§ Direction
Please list all lines of the material below in which the string "image" occurs.

═════ Material for this exercise ═════

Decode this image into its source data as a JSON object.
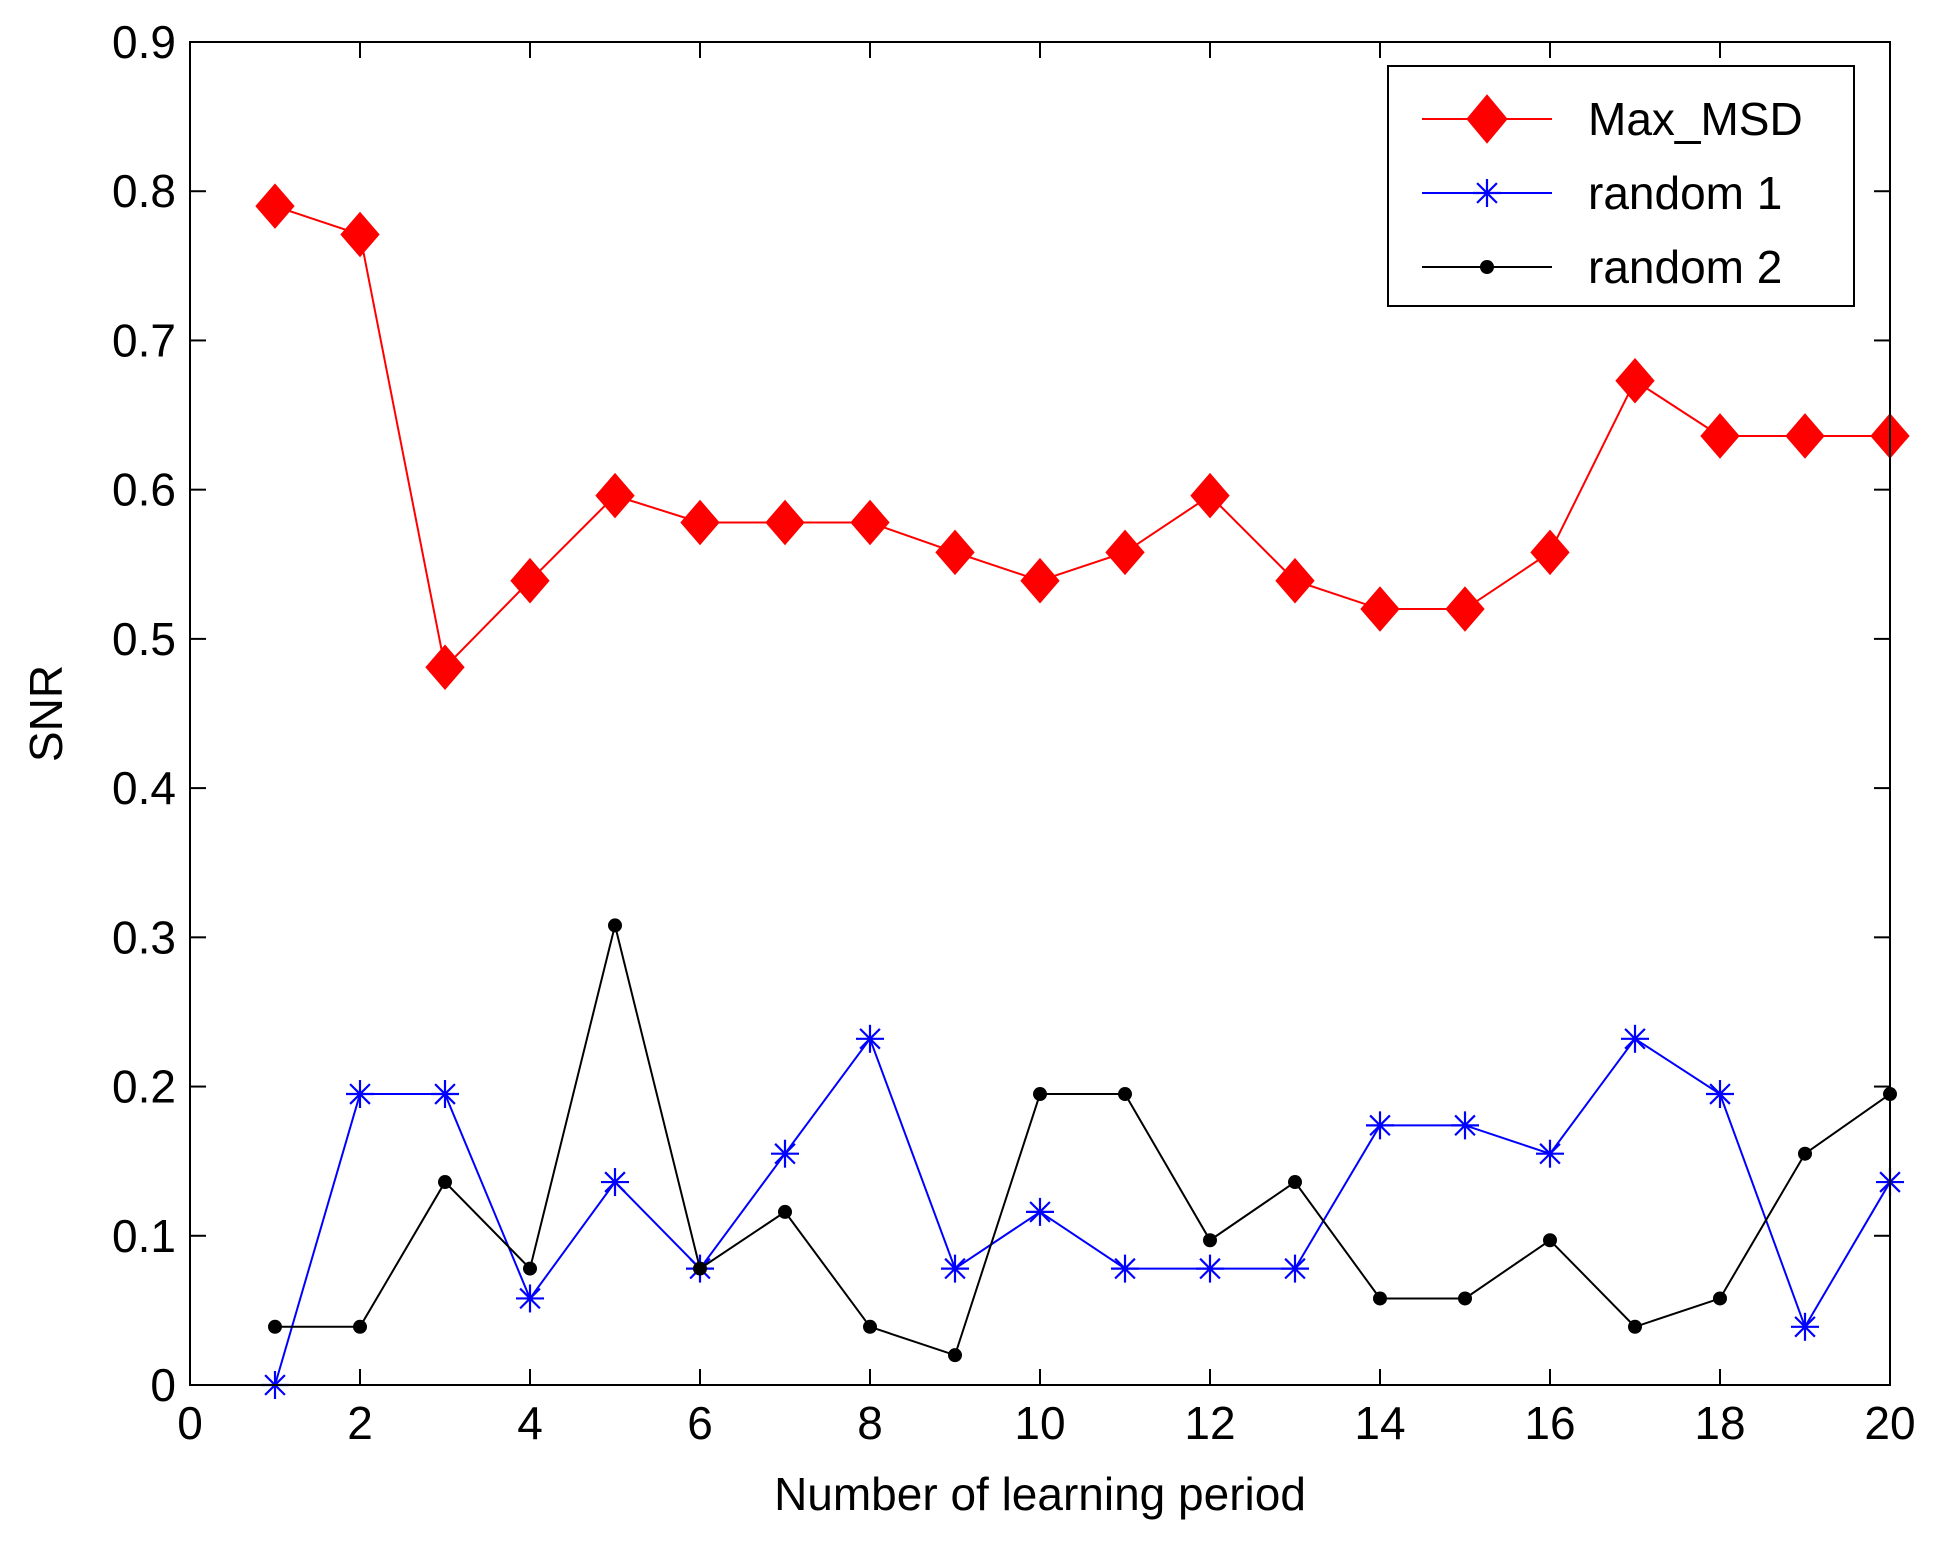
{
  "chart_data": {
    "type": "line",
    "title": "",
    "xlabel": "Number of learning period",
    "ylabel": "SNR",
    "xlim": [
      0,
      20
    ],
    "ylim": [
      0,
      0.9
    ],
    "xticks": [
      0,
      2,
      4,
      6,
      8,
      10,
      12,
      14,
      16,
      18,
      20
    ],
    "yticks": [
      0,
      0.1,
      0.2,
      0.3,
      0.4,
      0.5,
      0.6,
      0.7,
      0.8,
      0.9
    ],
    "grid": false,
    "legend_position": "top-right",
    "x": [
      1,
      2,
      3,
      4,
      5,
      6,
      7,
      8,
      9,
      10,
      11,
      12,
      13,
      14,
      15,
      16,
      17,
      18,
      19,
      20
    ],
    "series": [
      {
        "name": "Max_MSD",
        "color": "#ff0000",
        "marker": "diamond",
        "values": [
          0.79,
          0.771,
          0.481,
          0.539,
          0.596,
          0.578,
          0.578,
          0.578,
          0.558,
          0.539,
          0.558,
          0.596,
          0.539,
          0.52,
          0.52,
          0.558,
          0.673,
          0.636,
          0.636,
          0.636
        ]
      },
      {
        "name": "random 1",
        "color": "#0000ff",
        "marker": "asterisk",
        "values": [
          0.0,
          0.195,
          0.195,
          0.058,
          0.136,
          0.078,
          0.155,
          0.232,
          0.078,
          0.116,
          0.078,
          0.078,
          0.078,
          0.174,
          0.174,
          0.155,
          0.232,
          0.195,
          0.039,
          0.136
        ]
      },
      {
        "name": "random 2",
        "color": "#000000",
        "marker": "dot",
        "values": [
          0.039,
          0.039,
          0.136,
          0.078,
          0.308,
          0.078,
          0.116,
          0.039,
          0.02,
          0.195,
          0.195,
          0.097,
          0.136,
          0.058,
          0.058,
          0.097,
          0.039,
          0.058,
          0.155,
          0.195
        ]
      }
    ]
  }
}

═════
═════ Material for this exercise ═════

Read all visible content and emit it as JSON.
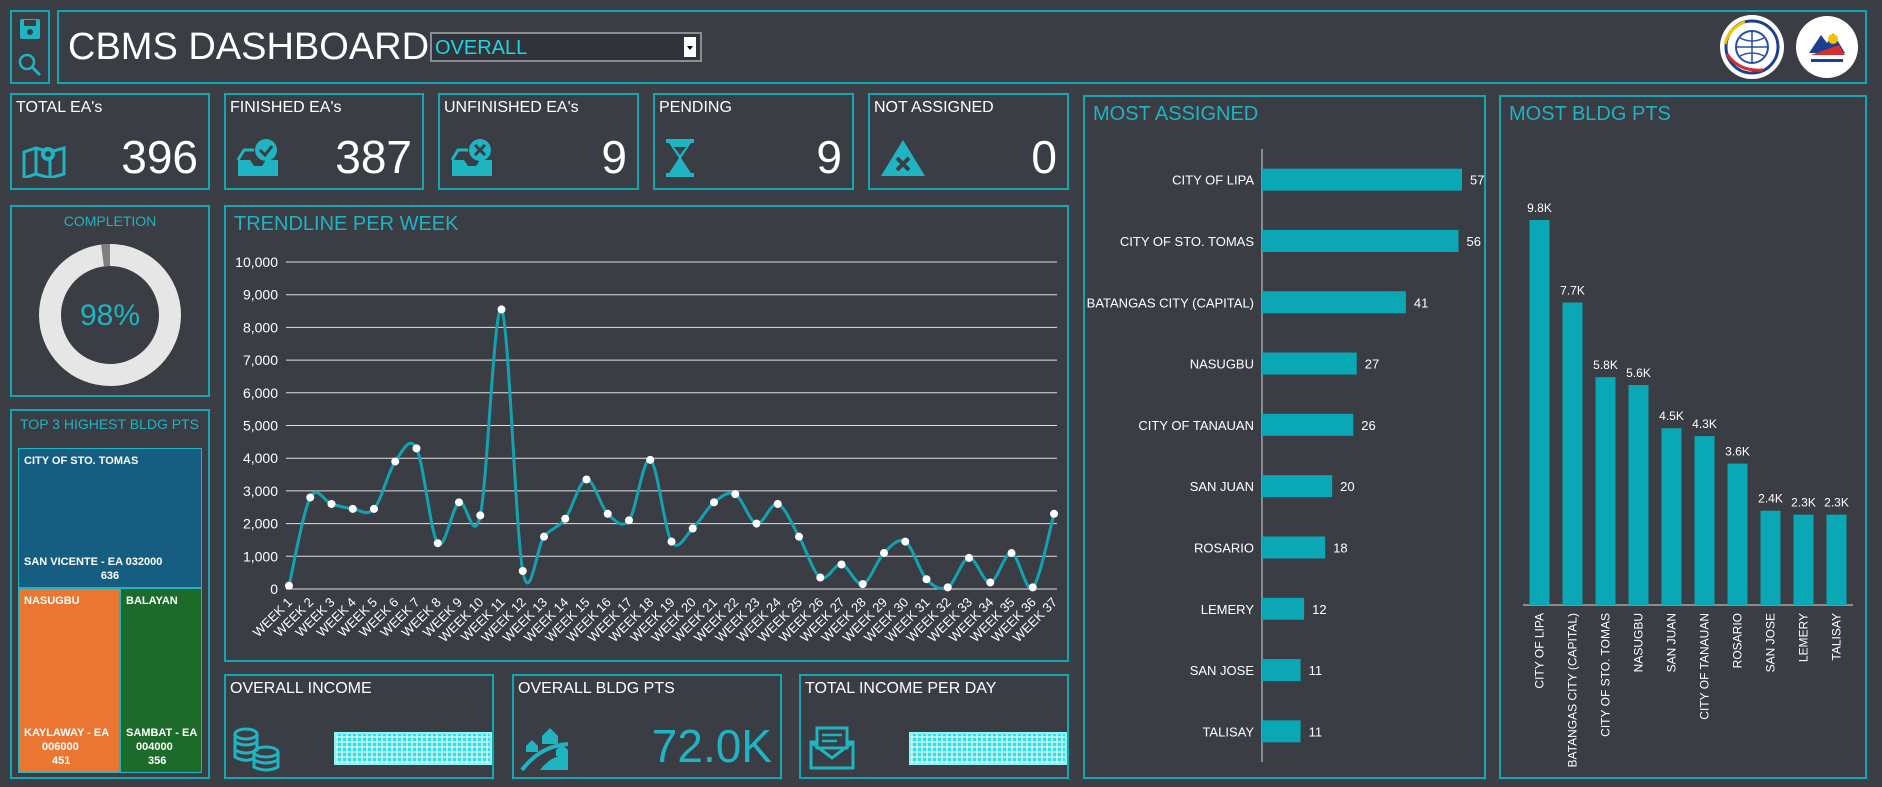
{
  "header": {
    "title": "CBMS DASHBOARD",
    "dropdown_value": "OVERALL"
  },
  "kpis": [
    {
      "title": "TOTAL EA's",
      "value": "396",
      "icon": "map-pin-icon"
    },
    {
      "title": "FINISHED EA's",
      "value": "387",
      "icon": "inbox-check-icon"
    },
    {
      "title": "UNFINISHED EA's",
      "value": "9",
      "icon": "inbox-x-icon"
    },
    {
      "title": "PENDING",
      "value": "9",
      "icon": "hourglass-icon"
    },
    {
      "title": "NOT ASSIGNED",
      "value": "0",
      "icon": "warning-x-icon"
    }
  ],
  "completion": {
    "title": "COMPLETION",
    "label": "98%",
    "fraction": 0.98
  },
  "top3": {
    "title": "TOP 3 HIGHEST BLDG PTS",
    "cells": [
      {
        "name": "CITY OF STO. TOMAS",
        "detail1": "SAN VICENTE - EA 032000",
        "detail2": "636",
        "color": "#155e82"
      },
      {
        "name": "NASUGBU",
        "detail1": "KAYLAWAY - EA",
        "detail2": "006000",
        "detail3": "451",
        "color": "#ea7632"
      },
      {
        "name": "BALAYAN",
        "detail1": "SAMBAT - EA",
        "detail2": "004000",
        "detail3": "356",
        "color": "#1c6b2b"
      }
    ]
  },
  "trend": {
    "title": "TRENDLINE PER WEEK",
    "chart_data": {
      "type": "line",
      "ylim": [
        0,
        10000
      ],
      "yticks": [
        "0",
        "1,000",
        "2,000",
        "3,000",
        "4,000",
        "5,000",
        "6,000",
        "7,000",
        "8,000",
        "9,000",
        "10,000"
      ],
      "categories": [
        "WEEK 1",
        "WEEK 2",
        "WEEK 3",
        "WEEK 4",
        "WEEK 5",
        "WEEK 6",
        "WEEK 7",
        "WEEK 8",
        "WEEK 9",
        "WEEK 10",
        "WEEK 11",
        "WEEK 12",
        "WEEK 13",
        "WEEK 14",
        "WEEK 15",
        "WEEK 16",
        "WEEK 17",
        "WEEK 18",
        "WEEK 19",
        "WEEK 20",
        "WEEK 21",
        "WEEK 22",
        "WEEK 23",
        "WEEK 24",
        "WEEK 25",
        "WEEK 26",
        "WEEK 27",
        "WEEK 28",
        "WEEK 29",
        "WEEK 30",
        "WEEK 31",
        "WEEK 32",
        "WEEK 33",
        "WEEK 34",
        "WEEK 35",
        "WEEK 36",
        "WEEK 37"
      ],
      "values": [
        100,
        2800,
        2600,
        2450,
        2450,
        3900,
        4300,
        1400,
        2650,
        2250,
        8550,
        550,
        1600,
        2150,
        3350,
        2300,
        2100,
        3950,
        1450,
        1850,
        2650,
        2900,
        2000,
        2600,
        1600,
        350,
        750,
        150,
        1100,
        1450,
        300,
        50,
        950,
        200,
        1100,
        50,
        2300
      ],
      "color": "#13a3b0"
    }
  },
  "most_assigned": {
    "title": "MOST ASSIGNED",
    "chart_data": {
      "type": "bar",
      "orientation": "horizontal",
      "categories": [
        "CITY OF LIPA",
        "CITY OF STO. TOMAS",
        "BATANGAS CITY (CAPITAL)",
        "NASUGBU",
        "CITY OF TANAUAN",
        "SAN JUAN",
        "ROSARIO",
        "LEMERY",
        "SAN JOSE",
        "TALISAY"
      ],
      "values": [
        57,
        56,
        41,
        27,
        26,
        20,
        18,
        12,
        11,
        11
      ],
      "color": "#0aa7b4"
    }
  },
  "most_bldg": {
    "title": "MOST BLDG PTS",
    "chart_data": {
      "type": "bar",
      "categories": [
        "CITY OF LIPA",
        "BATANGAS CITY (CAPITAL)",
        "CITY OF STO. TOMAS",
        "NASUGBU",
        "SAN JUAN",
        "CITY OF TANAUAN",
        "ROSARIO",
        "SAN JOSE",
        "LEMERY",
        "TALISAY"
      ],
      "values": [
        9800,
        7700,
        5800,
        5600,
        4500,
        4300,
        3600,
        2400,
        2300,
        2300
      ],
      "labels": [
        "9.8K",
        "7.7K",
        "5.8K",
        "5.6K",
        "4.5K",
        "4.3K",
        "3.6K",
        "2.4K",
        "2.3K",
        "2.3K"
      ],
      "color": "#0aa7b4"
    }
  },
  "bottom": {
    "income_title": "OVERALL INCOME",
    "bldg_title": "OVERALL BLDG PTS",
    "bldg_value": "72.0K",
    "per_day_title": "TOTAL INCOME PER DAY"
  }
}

═════
═════ Material for this exercise ═════

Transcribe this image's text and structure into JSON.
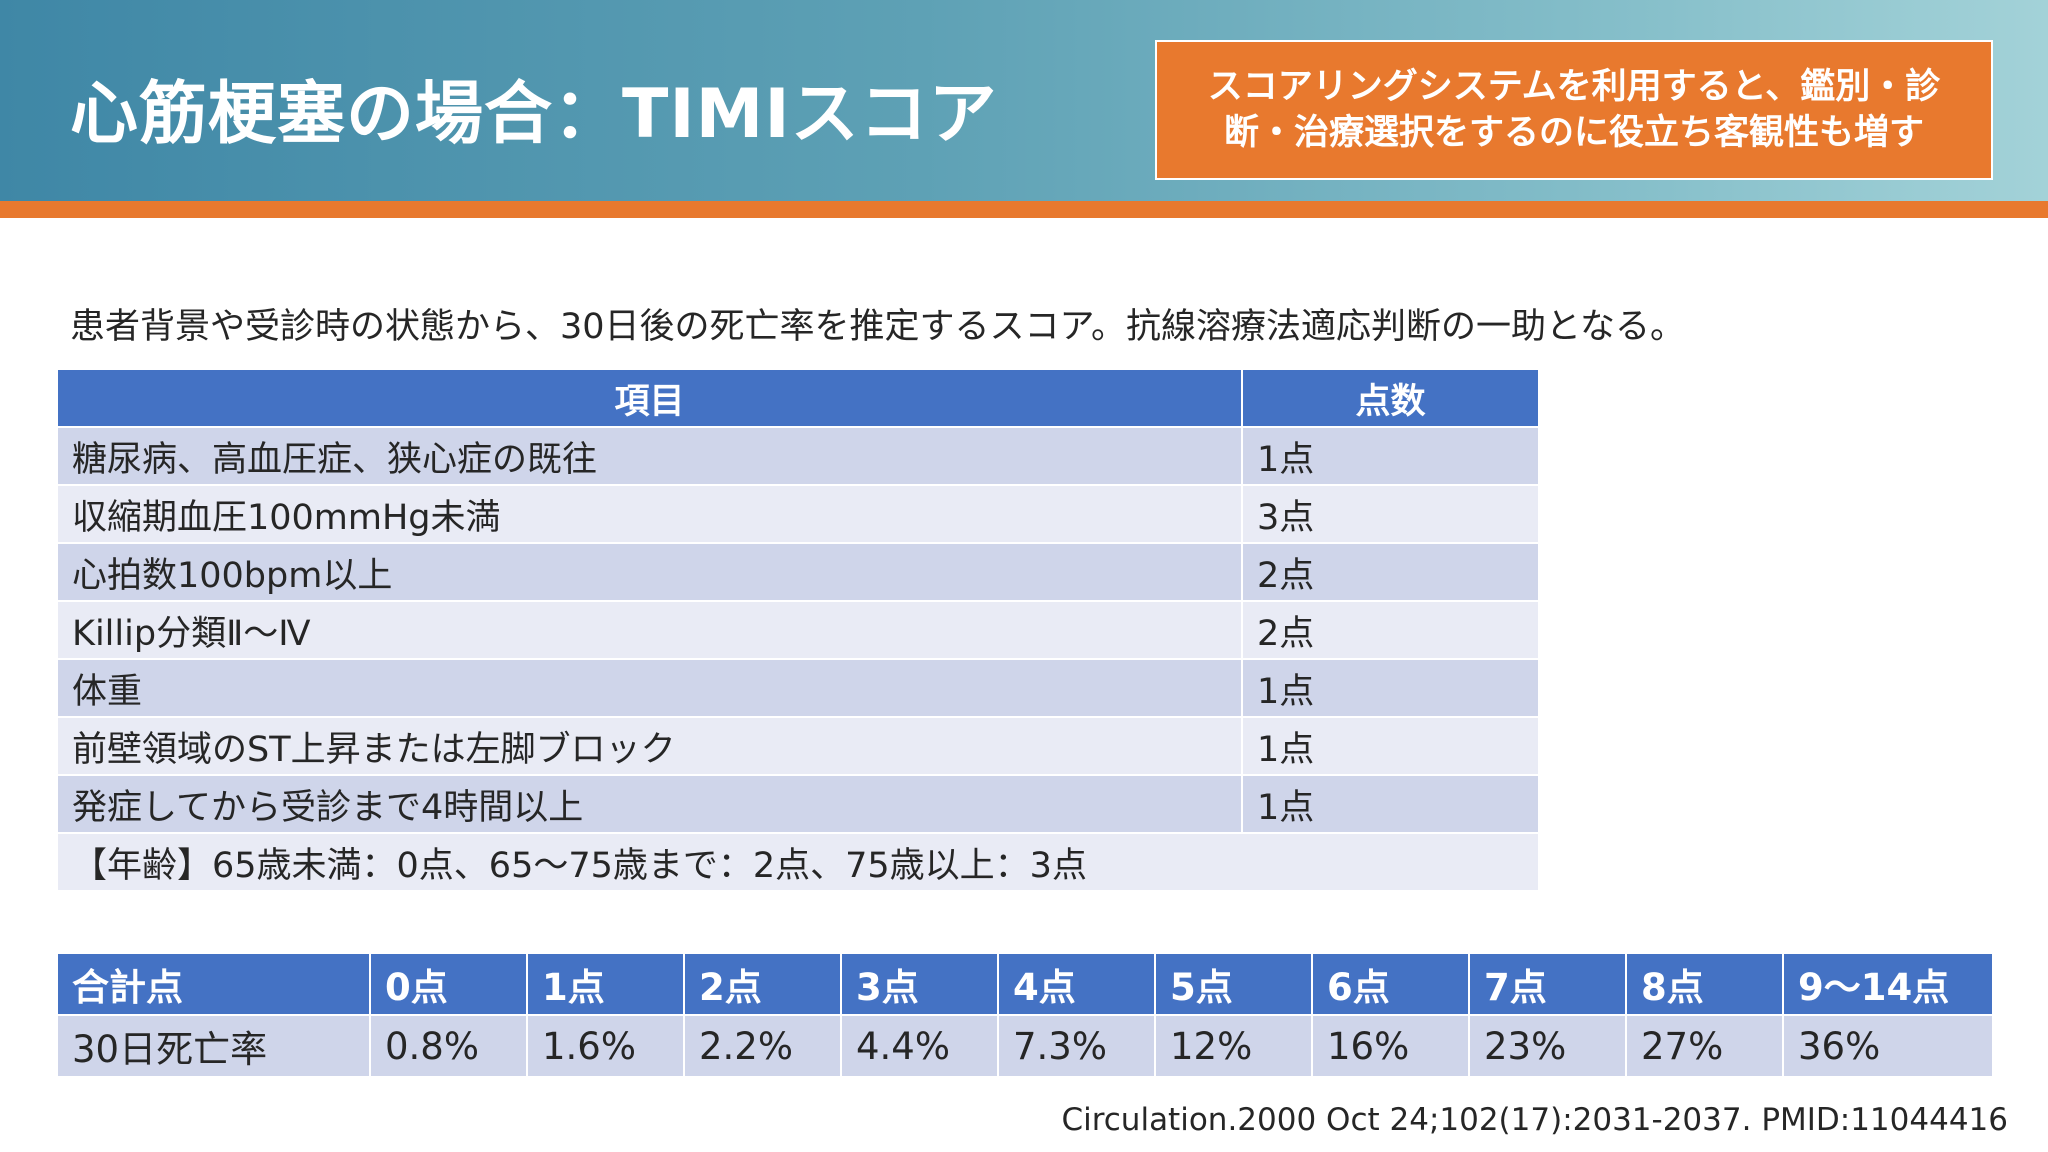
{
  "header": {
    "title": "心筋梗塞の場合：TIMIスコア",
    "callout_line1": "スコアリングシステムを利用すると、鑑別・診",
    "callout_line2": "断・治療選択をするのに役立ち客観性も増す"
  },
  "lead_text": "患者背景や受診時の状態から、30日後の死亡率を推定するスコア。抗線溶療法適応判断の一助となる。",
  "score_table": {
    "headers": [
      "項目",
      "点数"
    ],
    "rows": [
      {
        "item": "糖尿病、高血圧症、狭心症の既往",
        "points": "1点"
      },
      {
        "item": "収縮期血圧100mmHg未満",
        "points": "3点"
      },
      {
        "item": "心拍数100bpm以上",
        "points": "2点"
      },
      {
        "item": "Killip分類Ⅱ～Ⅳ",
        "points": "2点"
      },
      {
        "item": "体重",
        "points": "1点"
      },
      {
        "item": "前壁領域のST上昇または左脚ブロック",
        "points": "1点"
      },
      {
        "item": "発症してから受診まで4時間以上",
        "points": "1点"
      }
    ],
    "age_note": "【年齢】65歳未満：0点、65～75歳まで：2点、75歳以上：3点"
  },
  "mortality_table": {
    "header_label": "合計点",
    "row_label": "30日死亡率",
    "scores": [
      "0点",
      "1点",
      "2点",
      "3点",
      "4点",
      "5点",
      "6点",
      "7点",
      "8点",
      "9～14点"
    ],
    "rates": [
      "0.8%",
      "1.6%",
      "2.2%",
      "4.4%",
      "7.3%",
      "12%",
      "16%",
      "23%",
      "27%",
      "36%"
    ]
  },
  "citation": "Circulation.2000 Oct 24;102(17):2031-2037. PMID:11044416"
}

═════

§ The response
Decode this image into its source data as a JSON object.
Transcribe this image's text and structure into JSON.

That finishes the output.